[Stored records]
========================

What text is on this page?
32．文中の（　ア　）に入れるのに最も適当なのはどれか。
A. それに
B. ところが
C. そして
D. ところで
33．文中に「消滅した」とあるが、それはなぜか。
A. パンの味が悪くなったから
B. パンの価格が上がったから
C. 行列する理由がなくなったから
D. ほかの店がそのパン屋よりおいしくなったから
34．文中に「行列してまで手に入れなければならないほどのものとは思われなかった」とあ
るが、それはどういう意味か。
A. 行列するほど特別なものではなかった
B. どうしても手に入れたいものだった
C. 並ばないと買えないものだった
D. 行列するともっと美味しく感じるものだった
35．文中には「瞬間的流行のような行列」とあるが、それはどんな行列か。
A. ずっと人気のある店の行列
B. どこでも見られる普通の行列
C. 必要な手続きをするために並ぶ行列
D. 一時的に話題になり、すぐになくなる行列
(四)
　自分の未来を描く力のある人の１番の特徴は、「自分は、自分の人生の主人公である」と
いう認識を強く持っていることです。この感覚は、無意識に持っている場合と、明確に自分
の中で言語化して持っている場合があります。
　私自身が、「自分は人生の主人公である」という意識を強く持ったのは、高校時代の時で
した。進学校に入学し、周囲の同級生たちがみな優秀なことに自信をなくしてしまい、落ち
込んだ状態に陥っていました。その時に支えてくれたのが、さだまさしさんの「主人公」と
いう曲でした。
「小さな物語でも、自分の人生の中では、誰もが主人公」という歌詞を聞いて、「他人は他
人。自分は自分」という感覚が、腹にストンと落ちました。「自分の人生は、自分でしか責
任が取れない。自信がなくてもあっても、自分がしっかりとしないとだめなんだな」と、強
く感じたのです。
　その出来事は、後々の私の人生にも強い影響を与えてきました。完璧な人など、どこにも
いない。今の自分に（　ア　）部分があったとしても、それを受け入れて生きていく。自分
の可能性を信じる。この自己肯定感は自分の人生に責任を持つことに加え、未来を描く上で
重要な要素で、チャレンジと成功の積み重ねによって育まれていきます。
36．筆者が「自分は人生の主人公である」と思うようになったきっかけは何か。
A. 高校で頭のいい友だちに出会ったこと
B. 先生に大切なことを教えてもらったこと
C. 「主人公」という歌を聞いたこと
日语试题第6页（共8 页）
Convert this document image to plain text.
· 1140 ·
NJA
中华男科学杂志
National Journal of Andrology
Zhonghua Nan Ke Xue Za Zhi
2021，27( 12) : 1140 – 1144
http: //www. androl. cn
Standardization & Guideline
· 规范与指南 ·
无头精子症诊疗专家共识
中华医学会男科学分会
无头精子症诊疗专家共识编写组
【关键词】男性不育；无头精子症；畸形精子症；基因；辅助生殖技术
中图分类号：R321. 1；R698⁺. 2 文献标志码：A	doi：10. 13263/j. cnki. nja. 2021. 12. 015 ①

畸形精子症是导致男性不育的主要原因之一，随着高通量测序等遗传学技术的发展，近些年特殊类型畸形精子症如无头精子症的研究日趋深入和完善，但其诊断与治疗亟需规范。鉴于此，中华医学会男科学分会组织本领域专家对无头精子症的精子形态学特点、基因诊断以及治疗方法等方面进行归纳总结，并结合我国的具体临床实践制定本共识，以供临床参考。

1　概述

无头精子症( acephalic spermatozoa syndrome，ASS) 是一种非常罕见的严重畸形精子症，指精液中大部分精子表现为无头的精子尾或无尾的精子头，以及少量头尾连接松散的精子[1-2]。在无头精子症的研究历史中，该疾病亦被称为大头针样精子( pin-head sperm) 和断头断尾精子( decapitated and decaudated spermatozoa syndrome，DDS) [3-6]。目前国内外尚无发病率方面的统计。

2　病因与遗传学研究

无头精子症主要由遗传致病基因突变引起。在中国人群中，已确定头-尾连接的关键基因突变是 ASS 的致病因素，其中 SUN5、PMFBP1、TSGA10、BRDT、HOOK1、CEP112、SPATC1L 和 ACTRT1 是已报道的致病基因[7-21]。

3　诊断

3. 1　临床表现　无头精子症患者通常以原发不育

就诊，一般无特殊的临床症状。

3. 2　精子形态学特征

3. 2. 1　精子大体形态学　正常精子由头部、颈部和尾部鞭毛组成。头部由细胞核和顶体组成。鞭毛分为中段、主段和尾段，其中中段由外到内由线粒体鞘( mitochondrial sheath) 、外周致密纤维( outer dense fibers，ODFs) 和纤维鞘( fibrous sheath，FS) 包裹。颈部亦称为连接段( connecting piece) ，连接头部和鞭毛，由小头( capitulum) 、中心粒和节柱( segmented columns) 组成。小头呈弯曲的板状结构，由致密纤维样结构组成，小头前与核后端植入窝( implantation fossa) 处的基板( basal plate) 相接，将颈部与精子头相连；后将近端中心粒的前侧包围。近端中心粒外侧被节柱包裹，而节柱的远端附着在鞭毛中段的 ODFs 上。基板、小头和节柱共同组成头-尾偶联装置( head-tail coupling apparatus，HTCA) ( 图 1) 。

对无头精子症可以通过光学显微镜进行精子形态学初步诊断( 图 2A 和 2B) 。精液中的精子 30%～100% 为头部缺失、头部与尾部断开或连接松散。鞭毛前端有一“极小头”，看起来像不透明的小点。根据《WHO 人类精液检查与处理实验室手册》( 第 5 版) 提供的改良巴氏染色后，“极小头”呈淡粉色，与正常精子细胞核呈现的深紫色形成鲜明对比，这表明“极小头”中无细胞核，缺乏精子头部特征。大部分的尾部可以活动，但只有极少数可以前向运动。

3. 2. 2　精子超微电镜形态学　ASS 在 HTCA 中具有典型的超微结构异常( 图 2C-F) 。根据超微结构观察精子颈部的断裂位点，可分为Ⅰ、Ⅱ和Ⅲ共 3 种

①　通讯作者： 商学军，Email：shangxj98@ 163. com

========================

• [What you are asked to do]:
In this exercise, repeat all entries exactly.

• [Output for this task]:
What text is on this page?
32．文中の（　ア　）に入れるのに最も適当なのはどれか。
A. それに
B. ところが
C. そして
D. ところで
33．文中に「消滅した」とあるが、それはなぜか。
A. パンの味が悪くなったから
B. パンの価格が上がったから
C. 行列する理由がなくなったから
D. ほかの店がそのパン屋よりおいしくなったから
34．文中に「行列してまで手に入れなければならないほどのものとは思われなかった」とあ
るが、それはどういう意味か。
A. 行列するほど特別なものではなかった
B. どうしても手に入れたいものだった
C. 並ばないと買えないものだった
D. 行列するともっと美味しく感じるものだった
35．文中には「瞬間的流行のような行列」とあるが、それはどんな行列か。
A. ずっと人気のある店の行列
B. どこでも見られる普通の行列
C. 必要な手続きをするために並ぶ行列
D. 一時的に話題になり、すぐになくなる行列
(四)
　自分の未来を描く力のある人の１番の特徴は、「自分は、自分の人生の主人公である」と
いう認識を強く持っていることです。この感覚は、無意識に持っている場合と、明確に自分
の中で言語化して持っている場合があります。
　私自身が、「自分は人生の主人公である」という意識を強く持ったのは、高校時代の時で
した。進学校に入学し、周囲の同級生たちがみな優秀なことに自信をなくしてしまい、落ち
込んだ状態に陥っていました。その時に支えてくれたのが、さだまさしさんの「主人公」と
いう曲でした。
「小さな物語でも、自分の人生の中では、誰もが主人公」という歌詞を聞いて、「他人は他
人。自分は自分」という感覚が、腹にストンと落ちました。「自分の人生は、自分でしか責
任が取れない。自信がなくてもあっても、自分がしっかりとしないとだめなんだな」と、強
く感じたのです。
　その出来事は、後々の私の人生にも強い影響を与えてきました。完璧な人など、どこにも
いない。今の自分に（　ア　）部分があったとしても、それを受け入れて生きていく。自分
の可能性を信じる。この自己肯定感は自分の人生に責任を持つことに加え、未来を描く上で
重要な要素で、チャレンジと成功の積み重ねによって育まれていきます。
36．筆者が「自分は人生の主人公である」と思うようになったきっかけは何か。
A. 高校で頭のいい友だちに出会ったこと
B. 先生に大切なことを教えてもらったこと
C. 「主人公」という歌を聞いたこと
日语试题第6页（共8 页）
Convert this document image to plain text.
· 1140 ·
NJA
中华男科学杂志
National Journal of Andrology
Zhonghua Nan Ke Xue Za Zhi
2021，27( 12) : 1140 – 1144
http: //www. androl. cn
Standardization & Guideline
· 规范与指南 ·
无头精子症诊疗专家共识
中华医学会男科学分会
无头精子症诊疗专家共识编写组
【关键词】男性不育；无头精子症；畸形精子症；基因；辅助生殖技术
中图分类号：R321. 1；R698⁺. 2 文献标志码：A	doi：10. 13263/j. cnki. nja. 2021. 12. 015 ①

畸形精子症是导致男性不育的主要原因之一，随着高通量测序等遗传学技术的发展，近些年特殊类型畸形精子症如无头精子症的研究日趋深入和完善，但其诊断与治疗亟需规范。鉴于此，中华医学会男科学分会组织本领域专家对无头精子症的精子形态学特点、基因诊断以及治疗方法等方面进行归纳总结，并结合我国的具体临床实践制定本共识，以供临床参考。

1　概述

无头精子症( acephalic spermatozoa syndrome，ASS) 是一种非常罕见的严重畸形精子症，指精液中大部分精子表现为无头的精子尾或无尾的精子头，以及少量头尾连接松散的精子[1-2]。在无头精子症的研究历史中，该疾病亦被称为大头针样精子( pin-head sperm) 和断头断尾精子( decapitated and decaudated spermatozoa syndrome，DDS) [3-6]。目前国内外尚无发病率方面的统计。

2　病因与遗传学研究

无头精子症主要由遗传致病基因突变引起。在中国人群中，已确定头-尾连接的关键基因突变是 ASS 的致病因素，其中 SUN5、PMFBP1、TSGA10、BRDT、HOOK1、CEP112、SPATC1L 和 ACTRT1 是已报道的致病基因[7-21]。

3　诊断

3. 1　临床表现　无头精子症患者通常以原发不育

就诊，一般无特殊的临床症状。

3. 2　精子形态学特征

3. 2. 1　精子大体形态学　正常精子由头部、颈部和尾部鞭毛组成。头部由细胞核和顶体组成。鞭毛分为中段、主段和尾段，其中中段由外到内由线粒体鞘( mitochondrial sheath) 、外周致密纤维( outer dense fibers，ODFs) 和纤维鞘( fibrous sheath，FS) 包裹。颈部亦称为连接段( connecting piece) ，连接头部和鞭毛，由小头( capitulum) 、中心粒和节柱( segmented columns) 组成。小头呈弯曲的板状结构，由致密纤维样结构组成，小头前与核后端植入窝( implantation fossa) 处的基板( basal plate) 相接，将颈部与精子头相连；后将近端中心粒的前侧包围。近端中心粒外侧被节柱包裹，而节柱的远端附着在鞭毛中段的 ODFs 上。基板、小头和节柱共同组成头-尾偶联装置( head-tail coupling apparatus，HTCA) ( 图 1) 。

对无头精子症可以通过光学显微镜进行精子形态学初步诊断( 图 2A 和 2B) 。精液中的精子 30%～100% 为头部缺失、头部与尾部断开或连接松散。鞭毛前端有一“极小头”，看起来像不透明的小点。根据《WHO 人类精液检查与处理实验室手册》( 第 5 版) 提供的改良巴氏染色后，“极小头”呈淡粉色，与正常精子细胞核呈现的深紫色形成鲜明对比，这表明“极小头”中无细胞核，缺乏精子头部特征。大部分的尾部可以活动，但只有极少数可以前向运动。

3. 2. 2　精子超微电镜形态学　ASS 在 HTCA 中具有典型的超微结构异常( 图 2C-F) 。根据超微结构观察精子颈部的断裂位点，可分为Ⅰ、Ⅱ和Ⅲ共 3 种

①　通讯作者： 商学军，Email：shangxj98@ 163. com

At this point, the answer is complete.